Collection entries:
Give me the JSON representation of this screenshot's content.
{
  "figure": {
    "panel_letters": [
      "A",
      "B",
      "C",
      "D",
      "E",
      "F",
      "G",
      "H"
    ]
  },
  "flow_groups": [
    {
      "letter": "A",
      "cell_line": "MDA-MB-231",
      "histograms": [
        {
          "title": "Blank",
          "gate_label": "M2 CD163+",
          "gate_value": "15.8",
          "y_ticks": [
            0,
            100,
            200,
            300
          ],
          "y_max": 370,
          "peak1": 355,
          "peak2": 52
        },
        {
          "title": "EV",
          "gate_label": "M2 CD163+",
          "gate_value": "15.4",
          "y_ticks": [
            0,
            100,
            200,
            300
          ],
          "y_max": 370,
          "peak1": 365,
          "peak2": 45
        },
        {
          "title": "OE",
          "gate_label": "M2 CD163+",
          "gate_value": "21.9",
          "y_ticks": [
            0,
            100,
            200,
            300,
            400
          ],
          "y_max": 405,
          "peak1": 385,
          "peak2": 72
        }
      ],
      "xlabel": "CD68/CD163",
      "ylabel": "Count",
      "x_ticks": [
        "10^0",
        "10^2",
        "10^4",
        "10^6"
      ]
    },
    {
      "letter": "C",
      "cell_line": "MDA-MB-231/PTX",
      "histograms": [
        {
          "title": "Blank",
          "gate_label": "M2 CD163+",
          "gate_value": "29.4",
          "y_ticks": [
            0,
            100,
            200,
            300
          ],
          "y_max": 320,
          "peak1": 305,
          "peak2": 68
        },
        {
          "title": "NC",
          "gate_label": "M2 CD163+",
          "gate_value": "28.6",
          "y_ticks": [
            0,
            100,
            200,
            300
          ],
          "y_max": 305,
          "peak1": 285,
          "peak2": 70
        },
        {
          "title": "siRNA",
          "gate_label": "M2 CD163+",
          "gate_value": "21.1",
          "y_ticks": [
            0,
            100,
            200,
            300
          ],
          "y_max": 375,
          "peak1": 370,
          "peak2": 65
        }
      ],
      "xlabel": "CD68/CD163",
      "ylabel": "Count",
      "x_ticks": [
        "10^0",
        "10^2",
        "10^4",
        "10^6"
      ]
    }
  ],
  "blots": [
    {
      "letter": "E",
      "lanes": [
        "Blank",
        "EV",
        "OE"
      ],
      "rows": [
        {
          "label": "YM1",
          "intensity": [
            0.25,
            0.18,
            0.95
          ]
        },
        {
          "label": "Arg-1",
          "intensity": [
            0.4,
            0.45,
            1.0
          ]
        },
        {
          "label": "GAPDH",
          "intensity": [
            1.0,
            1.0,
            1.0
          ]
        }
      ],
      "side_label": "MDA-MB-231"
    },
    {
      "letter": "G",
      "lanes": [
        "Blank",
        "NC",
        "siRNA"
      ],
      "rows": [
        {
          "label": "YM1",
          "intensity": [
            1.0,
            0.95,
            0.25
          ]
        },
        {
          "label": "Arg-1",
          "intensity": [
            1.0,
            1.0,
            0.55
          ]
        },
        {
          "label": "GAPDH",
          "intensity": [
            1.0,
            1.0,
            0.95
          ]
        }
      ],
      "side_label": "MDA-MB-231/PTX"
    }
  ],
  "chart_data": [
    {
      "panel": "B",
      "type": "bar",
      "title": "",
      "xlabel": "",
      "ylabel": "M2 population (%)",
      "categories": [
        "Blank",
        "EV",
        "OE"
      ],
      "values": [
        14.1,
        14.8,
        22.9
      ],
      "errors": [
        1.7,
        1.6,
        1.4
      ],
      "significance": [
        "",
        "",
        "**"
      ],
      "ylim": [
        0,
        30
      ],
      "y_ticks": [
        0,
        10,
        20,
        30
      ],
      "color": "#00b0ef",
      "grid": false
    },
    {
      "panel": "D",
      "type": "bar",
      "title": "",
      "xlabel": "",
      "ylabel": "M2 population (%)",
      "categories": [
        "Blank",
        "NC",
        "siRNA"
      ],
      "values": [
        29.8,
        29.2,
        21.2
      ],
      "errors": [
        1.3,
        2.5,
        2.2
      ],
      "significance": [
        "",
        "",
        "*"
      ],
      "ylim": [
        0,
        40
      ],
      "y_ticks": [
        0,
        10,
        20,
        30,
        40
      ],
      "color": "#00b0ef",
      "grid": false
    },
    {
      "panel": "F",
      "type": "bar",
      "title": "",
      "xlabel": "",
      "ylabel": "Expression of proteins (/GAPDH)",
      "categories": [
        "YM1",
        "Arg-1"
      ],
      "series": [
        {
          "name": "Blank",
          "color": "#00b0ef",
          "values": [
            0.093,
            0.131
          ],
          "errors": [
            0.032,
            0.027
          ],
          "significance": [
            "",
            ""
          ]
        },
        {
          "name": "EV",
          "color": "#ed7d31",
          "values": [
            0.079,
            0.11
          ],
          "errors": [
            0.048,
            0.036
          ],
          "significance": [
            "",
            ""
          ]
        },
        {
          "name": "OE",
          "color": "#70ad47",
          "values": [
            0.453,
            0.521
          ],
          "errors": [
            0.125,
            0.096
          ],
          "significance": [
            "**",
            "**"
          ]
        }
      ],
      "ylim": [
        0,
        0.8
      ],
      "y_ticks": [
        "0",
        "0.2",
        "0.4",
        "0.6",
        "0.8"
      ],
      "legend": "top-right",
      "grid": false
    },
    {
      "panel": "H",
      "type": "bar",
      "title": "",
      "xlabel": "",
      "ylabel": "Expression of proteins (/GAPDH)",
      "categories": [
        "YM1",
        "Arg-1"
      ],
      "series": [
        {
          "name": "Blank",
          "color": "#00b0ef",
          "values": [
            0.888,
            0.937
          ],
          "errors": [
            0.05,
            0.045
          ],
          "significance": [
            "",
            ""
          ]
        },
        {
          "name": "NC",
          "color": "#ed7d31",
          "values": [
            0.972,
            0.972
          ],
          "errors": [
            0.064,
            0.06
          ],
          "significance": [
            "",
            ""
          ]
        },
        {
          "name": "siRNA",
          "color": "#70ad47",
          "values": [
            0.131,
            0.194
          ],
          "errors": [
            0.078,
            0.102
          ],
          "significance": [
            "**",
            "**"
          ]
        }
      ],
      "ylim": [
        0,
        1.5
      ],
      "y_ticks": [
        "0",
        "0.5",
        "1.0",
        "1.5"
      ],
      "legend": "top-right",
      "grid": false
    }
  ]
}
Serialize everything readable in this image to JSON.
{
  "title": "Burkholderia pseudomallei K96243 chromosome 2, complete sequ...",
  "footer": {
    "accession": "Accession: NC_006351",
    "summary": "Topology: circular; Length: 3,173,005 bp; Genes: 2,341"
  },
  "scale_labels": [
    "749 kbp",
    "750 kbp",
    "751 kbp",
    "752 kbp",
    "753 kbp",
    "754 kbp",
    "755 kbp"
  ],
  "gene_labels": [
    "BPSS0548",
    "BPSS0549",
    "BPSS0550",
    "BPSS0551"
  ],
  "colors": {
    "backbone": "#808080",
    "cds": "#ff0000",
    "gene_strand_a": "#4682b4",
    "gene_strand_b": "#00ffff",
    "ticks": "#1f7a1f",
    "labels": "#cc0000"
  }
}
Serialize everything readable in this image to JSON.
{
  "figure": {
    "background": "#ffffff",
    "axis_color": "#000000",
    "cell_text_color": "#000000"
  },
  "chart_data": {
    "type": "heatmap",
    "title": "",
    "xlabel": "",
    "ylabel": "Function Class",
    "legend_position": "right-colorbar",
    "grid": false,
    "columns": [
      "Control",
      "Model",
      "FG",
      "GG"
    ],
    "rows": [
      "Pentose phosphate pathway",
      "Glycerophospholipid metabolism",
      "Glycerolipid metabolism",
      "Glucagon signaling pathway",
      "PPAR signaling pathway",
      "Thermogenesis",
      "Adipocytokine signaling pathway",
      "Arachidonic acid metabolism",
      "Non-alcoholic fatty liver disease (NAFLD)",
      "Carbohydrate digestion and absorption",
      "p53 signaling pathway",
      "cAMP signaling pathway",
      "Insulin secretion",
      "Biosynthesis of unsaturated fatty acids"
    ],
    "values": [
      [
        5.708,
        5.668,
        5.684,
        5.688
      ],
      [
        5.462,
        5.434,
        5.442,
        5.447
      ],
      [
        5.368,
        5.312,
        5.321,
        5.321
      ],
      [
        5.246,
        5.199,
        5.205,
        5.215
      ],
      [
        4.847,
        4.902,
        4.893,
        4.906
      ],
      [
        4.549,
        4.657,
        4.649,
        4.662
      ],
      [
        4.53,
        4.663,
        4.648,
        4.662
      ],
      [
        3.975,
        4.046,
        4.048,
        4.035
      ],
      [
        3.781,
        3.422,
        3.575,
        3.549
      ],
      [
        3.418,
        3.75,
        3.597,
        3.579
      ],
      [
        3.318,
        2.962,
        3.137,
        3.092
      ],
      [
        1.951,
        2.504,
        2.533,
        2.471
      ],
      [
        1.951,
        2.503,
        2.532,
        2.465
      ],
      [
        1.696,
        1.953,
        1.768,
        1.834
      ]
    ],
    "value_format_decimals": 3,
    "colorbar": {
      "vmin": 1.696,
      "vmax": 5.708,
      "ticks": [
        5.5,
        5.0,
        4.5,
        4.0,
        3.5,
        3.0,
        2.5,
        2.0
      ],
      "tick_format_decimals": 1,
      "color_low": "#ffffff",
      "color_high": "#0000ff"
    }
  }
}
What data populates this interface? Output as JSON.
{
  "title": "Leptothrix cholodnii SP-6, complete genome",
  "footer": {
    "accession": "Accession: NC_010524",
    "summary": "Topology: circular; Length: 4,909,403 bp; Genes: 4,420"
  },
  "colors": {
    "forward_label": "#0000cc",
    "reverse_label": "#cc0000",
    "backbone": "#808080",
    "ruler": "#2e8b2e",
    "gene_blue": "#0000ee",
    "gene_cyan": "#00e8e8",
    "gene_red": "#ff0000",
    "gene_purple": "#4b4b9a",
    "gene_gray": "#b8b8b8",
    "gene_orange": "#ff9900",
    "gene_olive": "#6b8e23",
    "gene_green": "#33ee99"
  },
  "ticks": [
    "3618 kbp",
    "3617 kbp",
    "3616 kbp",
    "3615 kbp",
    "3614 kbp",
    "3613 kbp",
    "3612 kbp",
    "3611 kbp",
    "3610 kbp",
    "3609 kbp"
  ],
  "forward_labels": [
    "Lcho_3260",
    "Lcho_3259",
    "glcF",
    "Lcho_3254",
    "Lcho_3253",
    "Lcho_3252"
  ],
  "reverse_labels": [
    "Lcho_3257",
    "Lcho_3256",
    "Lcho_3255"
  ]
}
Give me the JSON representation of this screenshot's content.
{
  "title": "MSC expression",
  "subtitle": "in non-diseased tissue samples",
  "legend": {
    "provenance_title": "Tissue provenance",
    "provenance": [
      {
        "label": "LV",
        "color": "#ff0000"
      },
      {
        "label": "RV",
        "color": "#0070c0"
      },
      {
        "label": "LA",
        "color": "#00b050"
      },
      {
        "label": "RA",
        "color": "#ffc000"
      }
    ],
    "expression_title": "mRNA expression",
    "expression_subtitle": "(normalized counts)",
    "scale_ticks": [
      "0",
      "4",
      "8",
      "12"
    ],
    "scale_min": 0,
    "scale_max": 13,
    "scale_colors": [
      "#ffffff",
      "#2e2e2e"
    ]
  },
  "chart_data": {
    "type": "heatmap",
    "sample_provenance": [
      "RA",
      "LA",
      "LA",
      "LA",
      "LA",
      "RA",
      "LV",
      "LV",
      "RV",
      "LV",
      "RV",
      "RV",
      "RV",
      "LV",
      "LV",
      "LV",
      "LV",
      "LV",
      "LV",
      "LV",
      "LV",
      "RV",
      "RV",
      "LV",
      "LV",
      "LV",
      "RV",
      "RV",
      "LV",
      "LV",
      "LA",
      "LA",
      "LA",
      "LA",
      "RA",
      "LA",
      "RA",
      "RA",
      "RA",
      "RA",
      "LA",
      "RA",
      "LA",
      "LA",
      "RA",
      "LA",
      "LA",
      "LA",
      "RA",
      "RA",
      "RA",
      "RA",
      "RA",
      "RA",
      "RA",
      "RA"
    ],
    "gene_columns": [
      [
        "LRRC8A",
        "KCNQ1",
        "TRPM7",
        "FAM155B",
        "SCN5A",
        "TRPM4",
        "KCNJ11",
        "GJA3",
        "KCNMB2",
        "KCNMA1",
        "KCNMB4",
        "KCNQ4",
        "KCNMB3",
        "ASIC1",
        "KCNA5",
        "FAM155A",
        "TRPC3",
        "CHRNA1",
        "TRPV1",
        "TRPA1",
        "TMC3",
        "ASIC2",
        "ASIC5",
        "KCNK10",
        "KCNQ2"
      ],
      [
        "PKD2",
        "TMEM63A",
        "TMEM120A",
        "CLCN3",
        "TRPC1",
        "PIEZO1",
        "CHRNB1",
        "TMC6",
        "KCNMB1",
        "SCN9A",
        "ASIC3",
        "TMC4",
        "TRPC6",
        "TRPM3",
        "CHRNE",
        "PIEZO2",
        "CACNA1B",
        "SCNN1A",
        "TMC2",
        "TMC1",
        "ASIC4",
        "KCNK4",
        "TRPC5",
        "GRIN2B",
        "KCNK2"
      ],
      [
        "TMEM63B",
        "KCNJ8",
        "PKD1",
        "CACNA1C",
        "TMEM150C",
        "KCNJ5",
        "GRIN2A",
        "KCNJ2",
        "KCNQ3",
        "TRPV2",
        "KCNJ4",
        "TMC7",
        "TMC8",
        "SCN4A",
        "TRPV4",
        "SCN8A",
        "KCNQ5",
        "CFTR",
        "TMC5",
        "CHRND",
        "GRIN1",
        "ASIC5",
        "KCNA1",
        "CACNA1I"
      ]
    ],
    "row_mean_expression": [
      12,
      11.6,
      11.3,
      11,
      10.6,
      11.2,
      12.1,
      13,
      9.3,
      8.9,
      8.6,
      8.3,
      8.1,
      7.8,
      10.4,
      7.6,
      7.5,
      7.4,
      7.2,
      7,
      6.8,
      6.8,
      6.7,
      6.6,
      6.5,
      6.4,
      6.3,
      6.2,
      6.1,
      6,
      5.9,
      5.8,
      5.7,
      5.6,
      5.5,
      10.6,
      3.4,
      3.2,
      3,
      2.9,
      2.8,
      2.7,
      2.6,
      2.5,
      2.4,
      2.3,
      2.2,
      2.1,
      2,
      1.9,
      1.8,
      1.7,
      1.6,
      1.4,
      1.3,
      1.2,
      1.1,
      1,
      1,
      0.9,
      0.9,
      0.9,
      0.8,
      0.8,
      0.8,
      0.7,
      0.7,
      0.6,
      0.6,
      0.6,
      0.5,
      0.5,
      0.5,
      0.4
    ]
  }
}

● **Exercise objective**
When a line of the records holds the word "Accession", copy that line.

● **Task output**
    "accession": "Accession: NC_006351",
    "accession": "Accession: NC_010524",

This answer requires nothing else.